Shuhei Yoshida, the former president of Sony Interactive Entertainment (SIE), has surprisingly come to the defense of PC Ports, stating that they have been largely positive for the company.
Yoshida says that the PC ports of Sony PlayStation games financially help the company recoup some of the initial development costs. By virtue of the ports of popular single-player titles arriving a year or two later, it gives the game an additional sales cycle and even more coverage, the latter mostly in how it performs on PC, now that it has access to beefier hardware that the PlayStation 5 (PS5) clearly is starting to lack.
Shooting Itself In The (Financial) Foot

This next point is just a personal opinion of this writer, but we’re with Yoshida on this one. Look, we get it: you have both a product and a brand that you want, nay, have to maintain, and like any good company, you do what you must to keep it. In this case, ceasing all ports of first-party, single-player titles to the PC isn’t suicide, but it is certainly a loss of revenue from an another source.

--- Task requirements ---
Carry on writing the article about Yoshida's view of Sony's PC ports, picking up after its last sentence. The material that comes next has nothing to do with the article on Sony's PC ports.

Stored data entries
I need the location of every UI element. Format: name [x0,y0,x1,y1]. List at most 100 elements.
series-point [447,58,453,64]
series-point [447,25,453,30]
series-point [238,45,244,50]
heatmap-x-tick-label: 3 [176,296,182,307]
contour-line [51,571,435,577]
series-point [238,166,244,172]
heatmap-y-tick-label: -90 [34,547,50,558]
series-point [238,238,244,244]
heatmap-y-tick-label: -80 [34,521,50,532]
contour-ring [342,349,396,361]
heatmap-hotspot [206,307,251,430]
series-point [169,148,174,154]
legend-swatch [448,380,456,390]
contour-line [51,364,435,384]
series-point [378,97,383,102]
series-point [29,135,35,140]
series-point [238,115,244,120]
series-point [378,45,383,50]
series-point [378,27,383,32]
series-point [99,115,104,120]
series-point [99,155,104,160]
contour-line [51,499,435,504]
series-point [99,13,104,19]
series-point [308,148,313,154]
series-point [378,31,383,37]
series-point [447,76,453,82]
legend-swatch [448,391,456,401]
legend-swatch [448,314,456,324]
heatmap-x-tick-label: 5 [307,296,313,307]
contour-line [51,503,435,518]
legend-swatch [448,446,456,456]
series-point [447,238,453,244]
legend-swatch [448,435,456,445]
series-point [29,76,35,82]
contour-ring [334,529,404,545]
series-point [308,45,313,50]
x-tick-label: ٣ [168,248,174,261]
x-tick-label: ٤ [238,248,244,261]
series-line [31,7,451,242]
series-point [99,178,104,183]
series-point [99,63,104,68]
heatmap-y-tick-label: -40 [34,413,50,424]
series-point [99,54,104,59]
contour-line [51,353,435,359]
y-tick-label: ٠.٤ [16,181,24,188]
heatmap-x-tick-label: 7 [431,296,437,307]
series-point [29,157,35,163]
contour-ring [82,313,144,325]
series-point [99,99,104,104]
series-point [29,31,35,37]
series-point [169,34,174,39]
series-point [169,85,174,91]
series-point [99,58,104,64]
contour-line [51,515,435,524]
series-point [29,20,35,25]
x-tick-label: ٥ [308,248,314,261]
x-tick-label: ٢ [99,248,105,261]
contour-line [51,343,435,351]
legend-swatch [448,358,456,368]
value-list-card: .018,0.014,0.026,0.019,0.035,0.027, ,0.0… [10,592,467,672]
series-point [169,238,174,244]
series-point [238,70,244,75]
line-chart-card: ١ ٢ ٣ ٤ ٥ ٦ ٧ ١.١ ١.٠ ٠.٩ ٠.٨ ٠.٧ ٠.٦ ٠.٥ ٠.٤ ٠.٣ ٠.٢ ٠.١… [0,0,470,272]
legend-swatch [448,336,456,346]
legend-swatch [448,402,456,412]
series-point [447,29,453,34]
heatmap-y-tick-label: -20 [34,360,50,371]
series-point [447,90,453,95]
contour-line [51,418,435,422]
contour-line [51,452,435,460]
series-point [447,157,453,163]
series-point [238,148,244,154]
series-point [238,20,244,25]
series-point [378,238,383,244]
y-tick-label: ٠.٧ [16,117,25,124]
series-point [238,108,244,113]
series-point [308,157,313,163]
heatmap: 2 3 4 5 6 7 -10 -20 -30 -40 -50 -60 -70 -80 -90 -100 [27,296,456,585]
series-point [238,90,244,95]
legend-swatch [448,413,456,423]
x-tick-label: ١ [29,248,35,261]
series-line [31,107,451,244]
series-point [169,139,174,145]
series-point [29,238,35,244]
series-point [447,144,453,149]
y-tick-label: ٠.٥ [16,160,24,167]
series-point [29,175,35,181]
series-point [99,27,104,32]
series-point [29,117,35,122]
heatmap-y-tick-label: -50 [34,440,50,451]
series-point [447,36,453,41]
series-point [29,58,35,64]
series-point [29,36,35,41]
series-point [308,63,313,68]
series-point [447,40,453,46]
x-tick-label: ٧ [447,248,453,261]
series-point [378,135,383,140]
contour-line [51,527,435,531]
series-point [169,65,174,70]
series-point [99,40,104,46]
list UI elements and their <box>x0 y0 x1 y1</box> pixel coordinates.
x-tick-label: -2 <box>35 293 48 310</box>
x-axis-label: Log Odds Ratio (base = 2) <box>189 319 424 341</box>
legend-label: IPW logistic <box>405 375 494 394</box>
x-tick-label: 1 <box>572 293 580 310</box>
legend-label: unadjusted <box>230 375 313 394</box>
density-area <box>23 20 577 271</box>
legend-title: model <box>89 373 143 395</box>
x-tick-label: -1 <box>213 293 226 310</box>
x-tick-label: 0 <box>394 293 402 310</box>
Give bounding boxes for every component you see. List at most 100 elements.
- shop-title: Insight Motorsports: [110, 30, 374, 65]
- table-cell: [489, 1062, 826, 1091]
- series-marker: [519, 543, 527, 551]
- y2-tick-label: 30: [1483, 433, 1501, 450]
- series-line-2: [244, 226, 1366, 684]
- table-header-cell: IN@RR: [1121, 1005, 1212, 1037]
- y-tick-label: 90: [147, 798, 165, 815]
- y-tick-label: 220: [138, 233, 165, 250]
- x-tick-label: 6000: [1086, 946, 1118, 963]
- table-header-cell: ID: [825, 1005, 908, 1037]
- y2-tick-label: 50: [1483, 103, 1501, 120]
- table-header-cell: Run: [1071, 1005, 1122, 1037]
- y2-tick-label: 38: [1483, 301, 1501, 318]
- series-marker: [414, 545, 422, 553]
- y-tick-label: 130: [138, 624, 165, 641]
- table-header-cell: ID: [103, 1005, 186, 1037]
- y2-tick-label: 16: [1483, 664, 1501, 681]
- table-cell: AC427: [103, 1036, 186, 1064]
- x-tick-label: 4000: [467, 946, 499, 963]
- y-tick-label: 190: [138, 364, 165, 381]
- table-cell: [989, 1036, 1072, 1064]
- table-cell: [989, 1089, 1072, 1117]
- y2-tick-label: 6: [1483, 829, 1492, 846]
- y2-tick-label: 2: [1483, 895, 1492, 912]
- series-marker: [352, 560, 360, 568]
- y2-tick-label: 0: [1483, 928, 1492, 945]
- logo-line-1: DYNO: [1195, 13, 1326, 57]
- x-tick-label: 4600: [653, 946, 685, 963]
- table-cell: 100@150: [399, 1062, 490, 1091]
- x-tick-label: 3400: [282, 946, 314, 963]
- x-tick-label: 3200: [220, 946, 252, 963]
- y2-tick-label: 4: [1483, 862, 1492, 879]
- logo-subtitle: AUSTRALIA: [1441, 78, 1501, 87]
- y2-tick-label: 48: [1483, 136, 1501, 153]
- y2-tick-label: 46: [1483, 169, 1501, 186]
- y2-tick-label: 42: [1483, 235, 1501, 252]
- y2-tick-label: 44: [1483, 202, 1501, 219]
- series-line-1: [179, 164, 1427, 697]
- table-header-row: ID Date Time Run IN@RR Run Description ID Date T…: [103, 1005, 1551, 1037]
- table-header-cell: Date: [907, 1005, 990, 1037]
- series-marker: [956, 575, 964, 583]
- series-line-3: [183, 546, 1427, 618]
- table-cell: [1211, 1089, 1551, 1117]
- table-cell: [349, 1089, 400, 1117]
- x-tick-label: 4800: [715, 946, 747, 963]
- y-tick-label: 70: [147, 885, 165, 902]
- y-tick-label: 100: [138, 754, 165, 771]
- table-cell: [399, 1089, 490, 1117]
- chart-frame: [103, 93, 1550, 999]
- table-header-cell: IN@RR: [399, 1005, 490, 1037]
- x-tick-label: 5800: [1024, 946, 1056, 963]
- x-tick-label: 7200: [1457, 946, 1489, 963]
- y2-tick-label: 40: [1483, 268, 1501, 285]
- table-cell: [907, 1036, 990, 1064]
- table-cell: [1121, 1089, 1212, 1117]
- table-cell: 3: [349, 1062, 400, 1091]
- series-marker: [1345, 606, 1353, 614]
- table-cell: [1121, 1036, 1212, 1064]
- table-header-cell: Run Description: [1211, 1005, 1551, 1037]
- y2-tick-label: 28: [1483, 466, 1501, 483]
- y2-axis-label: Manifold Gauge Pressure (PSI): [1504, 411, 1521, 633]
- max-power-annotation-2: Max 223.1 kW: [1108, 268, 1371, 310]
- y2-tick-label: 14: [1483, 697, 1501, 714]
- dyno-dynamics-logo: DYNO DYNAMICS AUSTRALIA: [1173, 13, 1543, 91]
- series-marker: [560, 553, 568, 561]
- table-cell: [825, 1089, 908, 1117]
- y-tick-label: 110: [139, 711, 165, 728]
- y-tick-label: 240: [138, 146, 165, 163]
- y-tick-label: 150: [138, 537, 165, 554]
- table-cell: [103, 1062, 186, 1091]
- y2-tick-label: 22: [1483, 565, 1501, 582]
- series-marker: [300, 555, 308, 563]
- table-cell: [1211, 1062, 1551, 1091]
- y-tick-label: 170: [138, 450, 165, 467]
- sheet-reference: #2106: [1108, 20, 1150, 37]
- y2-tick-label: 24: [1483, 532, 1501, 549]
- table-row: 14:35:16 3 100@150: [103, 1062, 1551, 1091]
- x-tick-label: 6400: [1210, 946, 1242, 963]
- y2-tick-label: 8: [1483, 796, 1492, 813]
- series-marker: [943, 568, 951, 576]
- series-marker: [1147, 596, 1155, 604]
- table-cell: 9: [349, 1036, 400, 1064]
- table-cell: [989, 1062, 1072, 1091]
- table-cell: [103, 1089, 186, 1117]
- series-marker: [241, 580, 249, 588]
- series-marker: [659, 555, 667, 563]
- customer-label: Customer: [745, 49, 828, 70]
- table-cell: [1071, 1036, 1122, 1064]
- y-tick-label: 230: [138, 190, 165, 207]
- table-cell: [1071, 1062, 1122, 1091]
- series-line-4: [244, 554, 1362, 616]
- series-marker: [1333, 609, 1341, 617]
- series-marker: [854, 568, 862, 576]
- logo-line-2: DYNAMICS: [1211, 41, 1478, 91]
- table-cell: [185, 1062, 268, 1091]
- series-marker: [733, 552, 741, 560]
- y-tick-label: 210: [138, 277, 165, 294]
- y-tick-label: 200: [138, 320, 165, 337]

--- Expected output ---
Take Santa Monica’s 2018 God of War and its sequel, God of War Ragnarok. The combined sales when both titles went on sale on PC totalled US$1.4 billion (~RM5.55 billion). There’s also the PC port of Ghost of Tsushima. When the game was released on PC in 2024, it sold more than 800,000 copies in the first few days. At the time of writing, that number is believed to have peaked at three million copies.
Mind you, Sony isn’t giving up the PC space altogether. While it says it won’t release any more of its hit single-player titles on PC, it will still continue to release online multiplayer titles for the platform. Many have surmised that this is likely due to the massive popularity of titles like Arrowhead Studios’ Helldivers 2, which first started off as a PlayStation exclusive.